Transcribe all of the data exactly. Omit the pictures.

(Figure dataset records)

- - - - - - -

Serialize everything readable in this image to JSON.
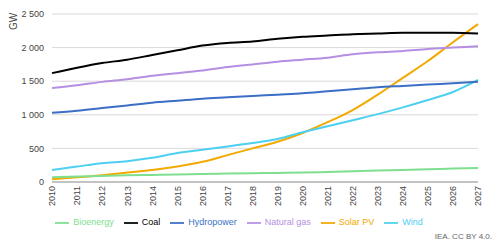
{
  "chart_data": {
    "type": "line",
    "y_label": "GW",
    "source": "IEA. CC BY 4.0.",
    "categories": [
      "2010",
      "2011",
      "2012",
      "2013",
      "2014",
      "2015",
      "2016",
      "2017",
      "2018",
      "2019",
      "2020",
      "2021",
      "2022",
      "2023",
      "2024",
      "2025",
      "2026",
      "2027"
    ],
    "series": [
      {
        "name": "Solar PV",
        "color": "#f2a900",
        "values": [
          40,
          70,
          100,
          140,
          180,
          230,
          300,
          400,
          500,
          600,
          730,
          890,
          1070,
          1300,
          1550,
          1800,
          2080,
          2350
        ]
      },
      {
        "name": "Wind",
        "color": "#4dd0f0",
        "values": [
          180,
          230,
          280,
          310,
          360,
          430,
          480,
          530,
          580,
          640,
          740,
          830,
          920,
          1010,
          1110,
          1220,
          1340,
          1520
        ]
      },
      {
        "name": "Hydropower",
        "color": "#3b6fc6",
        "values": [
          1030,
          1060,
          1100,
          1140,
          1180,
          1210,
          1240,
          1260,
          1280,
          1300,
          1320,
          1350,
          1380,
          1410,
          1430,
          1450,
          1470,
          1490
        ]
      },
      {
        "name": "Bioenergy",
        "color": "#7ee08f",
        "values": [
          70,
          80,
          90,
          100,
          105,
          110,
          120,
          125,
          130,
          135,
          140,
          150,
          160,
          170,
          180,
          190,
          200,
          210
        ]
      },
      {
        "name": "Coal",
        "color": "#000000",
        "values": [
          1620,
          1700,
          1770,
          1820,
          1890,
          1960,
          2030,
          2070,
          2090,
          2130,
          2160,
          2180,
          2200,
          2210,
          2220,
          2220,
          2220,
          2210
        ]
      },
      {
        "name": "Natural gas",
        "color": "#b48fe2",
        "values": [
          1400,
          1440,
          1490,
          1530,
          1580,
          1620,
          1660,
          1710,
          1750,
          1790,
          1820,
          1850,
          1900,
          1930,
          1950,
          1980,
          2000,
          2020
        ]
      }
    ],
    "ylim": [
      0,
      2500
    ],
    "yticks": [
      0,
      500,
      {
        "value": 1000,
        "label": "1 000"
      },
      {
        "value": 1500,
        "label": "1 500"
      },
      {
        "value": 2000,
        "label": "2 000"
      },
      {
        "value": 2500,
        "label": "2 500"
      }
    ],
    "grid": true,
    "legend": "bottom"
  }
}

- - - - - - -

Full solution -
Serialize everything readable in this image to JSON.
{
  "chart_data": {
    "type": "line",
    "y_label": "GW",
    "source": "IEA. CC BY 4.0.",
    "categories": [
      "2010",
      "2011",
      "2012",
      "2013",
      "2014",
      "2015",
      "2016",
      "2017",
      "2018",
      "2019",
      "2020",
      "2021",
      "2022",
      "2023",
      "2024",
      "2025",
      "2026",
      "2027"
    ],
    "series": [
      {
        "name": "Solar PV",
        "color": "#f2a900",
        "values": [
          40,
          70,
          100,
          140,
          180,
          230,
          300,
          400,
          500,
          600,
          730,
          890,
          1070,
          1300,
          1550,
          1800,
          2080,
          2350
        ]
      },
      {
        "name": "Wind",
        "color": "#4dd0f0",
        "values": [
          180,
          230,
          280,
          310,
          360,
          430,
          480,
          530,
          580,
          640,
          740,
          830,
          920,
          1010,
          1110,
          1220,
          1340,
          1520
        ]
      },
      {
        "name": "Hydropower",
        "color": "#3b6fc6",
        "values": [
          1030,
          1060,
          1100,
          1140,
          1180,
          1210,
          1240,
          1260,
          1280,
          1300,
          1320,
          1350,
          1380,
          1410,
          1430,
          1450,
          1470,
          1490
        ]
      },
      {
        "name": "Bioenergy",
        "color": "#7ee08f",
        "values": [
          70,
          80,
          90,
          100,
          105,
          110,
          120,
          125,
          130,
          135,
          140,
          150,
          160,
          170,
          180,
          190,
          200,
          210
        ]
      },
      {
        "name": "Coal",
        "color": "#000000",
        "values": [
          1620,
          1700,
          1770,
          1820,
          1890,
          1960,
          2030,
          2070,
          2090,
          2130,
          2160,
          2180,
          2200,
          2210,
          2220,
          2220,
          2220,
          2210
        ]
      },
      {
        "name": "Natural gas",
        "color": "#b48fe2",
        "values": [
          1400,
          1440,
          1490,
          1530,
          1580,
          1620,
          1660,
          1710,
          1750,
          1790,
          1820,
          1850,
          1900,
          1930,
          1950,
          1980,
          2000,
          2020
        ]
      }
    ],
    "ylim": [
      0,
      2500
    ],
    "yticks": [
      0,
      500,
      {
        "value": 1000,
        "label": "1 000"
      },
      {
        "value": 1500,
        "label": "1 500"
      },
      {
        "value": 2000,
        "label": "2 000"
      },
      {
        "value": 2500,
        "label": "2 500"
      }
    ],
    "grid": true,
    "legend": "bottom"
  }
}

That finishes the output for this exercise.